[Stored data entries]
>> BEGIN
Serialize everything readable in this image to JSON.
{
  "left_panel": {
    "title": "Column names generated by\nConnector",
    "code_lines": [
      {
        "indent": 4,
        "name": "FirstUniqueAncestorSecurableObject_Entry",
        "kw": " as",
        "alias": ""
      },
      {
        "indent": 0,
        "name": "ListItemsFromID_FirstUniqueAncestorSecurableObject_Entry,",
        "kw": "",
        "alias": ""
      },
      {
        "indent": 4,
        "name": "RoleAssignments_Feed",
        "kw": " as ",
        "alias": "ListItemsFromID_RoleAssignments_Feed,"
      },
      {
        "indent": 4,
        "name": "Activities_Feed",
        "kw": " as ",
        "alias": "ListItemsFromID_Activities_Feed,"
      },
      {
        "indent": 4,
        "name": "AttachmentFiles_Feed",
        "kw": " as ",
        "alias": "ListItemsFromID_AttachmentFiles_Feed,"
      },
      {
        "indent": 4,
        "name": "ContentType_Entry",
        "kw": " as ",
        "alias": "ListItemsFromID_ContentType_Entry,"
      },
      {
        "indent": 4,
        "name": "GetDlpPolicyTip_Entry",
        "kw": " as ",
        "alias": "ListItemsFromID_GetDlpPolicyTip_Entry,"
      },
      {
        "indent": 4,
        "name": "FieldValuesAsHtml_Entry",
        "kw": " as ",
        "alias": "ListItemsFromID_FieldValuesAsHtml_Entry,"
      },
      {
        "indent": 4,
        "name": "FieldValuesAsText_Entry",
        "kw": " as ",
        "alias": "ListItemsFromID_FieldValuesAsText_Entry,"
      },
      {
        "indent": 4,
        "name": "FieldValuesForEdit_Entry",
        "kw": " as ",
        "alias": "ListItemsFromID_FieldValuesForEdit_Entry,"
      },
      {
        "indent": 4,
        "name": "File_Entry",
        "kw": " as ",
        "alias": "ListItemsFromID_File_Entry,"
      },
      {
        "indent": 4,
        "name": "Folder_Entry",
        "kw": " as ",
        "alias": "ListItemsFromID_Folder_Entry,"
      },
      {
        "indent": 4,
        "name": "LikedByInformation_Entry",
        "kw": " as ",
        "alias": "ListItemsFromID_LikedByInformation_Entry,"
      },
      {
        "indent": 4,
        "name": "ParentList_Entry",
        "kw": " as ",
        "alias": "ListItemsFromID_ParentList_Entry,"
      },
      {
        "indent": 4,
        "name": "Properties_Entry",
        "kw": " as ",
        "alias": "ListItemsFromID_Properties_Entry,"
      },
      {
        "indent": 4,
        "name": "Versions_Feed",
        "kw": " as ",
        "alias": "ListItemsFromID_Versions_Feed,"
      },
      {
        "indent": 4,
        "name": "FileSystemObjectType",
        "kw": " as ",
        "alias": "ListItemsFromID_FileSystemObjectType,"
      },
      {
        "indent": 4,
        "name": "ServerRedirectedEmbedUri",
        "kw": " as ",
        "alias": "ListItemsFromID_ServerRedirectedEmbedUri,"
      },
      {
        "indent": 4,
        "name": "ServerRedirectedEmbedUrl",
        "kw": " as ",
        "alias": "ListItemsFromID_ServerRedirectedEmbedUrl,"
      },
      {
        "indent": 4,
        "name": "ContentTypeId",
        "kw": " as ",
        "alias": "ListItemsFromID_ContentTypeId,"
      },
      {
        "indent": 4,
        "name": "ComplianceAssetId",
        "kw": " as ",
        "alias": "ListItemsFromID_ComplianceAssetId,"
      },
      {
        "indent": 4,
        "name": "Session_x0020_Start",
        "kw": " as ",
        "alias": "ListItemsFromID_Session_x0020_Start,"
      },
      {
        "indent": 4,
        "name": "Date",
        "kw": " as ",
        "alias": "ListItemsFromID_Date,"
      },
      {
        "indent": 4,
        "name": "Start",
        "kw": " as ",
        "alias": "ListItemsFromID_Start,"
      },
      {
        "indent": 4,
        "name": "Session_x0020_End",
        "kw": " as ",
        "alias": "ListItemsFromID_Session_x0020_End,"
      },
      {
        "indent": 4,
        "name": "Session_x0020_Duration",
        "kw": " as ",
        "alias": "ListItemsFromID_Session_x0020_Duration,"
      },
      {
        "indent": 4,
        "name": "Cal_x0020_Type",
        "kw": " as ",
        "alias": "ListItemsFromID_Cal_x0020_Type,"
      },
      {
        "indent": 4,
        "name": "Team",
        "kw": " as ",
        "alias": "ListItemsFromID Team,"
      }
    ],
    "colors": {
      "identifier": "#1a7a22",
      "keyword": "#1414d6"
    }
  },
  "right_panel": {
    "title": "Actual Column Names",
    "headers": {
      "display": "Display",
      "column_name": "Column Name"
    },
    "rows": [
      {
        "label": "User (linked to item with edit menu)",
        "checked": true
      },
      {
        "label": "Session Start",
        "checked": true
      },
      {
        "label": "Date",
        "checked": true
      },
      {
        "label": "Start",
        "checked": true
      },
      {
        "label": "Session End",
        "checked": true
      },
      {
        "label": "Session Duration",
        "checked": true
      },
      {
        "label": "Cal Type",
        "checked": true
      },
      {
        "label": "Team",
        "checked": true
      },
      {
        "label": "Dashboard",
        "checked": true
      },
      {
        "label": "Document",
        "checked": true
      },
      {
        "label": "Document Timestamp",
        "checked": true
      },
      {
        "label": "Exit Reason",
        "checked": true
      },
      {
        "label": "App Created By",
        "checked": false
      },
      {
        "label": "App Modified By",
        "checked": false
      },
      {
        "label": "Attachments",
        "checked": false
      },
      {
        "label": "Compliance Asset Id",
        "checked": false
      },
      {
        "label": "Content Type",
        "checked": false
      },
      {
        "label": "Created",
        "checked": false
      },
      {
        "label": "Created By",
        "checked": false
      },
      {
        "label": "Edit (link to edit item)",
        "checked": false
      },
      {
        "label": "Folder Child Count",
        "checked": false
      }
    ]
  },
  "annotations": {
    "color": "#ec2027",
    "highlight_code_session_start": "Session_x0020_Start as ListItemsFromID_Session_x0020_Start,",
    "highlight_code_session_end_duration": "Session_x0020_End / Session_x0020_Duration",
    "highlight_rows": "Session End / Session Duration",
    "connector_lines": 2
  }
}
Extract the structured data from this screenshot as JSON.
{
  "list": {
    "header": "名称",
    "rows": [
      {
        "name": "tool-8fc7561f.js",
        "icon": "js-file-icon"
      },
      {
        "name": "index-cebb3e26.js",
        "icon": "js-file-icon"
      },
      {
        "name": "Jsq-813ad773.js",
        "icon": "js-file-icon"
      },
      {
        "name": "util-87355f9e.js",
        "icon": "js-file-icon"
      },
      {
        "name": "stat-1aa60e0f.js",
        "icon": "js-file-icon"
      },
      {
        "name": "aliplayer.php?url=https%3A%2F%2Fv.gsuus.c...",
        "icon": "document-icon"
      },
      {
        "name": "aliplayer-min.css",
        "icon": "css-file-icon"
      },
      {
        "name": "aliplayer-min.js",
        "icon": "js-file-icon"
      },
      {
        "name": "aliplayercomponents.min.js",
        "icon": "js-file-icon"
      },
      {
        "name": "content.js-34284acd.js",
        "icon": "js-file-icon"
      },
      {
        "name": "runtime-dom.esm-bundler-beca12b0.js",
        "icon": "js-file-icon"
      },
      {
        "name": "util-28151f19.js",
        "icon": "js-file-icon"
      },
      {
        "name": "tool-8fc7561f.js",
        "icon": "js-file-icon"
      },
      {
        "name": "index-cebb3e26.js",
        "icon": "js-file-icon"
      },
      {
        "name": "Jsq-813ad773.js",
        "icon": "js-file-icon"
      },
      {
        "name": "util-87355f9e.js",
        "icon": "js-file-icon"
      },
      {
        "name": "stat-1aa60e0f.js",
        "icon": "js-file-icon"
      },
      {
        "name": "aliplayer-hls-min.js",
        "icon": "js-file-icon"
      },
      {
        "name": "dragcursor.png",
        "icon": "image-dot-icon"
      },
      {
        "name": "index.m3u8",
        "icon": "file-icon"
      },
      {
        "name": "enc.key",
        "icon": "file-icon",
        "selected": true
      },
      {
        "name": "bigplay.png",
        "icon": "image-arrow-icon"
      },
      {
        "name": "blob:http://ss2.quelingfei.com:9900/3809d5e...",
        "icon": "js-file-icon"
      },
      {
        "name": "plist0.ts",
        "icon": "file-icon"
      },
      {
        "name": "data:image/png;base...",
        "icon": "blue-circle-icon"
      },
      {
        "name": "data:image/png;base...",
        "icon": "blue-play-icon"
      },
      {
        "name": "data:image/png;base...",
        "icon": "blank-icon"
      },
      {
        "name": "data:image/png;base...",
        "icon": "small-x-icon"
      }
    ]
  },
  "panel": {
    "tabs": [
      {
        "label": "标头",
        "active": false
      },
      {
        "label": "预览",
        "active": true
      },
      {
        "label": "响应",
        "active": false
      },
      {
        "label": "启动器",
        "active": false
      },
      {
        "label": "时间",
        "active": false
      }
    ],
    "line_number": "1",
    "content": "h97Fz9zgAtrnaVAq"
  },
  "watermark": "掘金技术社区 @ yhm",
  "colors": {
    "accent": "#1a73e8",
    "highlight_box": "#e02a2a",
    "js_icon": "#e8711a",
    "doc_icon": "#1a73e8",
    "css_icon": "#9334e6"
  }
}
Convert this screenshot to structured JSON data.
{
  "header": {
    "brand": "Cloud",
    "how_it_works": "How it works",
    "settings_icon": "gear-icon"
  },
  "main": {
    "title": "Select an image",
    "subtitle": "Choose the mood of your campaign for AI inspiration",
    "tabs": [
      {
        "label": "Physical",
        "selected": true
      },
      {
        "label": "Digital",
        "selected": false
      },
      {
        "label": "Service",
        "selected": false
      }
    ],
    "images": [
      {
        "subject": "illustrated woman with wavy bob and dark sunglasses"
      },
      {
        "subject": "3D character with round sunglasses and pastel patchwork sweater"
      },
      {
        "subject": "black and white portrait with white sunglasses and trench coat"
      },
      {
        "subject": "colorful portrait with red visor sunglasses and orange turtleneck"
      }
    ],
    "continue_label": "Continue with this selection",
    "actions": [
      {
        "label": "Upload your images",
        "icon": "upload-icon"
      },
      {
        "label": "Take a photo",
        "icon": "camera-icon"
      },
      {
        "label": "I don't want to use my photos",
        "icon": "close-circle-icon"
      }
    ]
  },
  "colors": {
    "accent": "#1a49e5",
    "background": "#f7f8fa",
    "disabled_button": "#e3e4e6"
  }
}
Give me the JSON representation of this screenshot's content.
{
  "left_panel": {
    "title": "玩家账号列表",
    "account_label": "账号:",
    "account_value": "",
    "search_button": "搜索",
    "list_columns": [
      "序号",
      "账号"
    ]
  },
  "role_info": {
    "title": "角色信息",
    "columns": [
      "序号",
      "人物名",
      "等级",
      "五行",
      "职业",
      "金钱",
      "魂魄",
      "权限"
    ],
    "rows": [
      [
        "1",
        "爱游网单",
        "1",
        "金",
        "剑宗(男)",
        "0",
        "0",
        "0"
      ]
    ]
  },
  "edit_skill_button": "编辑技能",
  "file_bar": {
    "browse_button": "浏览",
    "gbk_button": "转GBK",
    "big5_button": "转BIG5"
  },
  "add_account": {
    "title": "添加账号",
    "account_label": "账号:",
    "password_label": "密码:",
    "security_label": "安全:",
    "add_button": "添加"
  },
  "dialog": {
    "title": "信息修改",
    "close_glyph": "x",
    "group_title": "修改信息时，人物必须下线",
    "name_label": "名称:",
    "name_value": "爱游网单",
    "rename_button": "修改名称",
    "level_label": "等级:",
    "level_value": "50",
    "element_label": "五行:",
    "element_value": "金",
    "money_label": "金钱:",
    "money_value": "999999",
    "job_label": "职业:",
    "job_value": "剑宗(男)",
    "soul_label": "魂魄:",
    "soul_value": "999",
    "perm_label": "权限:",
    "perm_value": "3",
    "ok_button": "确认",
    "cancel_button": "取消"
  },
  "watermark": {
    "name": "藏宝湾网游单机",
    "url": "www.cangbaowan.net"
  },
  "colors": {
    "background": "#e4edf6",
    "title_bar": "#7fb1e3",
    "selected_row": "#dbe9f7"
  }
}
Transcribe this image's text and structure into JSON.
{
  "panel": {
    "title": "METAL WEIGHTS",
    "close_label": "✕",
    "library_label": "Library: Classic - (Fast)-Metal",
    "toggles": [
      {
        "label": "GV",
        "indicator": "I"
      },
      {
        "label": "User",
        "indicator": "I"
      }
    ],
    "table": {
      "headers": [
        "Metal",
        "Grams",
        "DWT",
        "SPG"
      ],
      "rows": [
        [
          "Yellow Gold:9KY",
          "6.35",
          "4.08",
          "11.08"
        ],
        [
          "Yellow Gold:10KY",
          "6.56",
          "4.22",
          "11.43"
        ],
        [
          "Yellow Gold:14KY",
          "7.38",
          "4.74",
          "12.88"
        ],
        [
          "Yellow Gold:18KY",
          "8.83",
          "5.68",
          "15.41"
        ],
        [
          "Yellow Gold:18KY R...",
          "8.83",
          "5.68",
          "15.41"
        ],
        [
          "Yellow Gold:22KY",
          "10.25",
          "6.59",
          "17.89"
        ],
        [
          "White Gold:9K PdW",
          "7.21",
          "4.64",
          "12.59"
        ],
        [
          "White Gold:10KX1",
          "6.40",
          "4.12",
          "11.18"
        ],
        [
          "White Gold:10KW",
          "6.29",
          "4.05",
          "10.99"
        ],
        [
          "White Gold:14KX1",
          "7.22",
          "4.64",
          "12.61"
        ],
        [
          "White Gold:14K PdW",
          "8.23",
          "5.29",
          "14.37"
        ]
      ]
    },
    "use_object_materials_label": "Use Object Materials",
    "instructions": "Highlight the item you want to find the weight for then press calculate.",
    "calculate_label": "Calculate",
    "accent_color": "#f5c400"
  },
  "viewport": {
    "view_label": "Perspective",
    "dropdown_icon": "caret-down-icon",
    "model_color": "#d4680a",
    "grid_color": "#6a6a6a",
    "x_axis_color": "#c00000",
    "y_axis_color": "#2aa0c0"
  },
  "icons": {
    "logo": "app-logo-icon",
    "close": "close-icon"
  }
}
>> END
Exercise aim
From the data above, copy each line where the string "JSON" appears.

Right answer
Serialize everything readable in this image to JSON.
Extract the structured data from this screenshot as JSON.
Convert this screenshot to structured JSON data.
Give me the JSON representation of this screenshot's content.
Transcribe this image's text and structure into JSON.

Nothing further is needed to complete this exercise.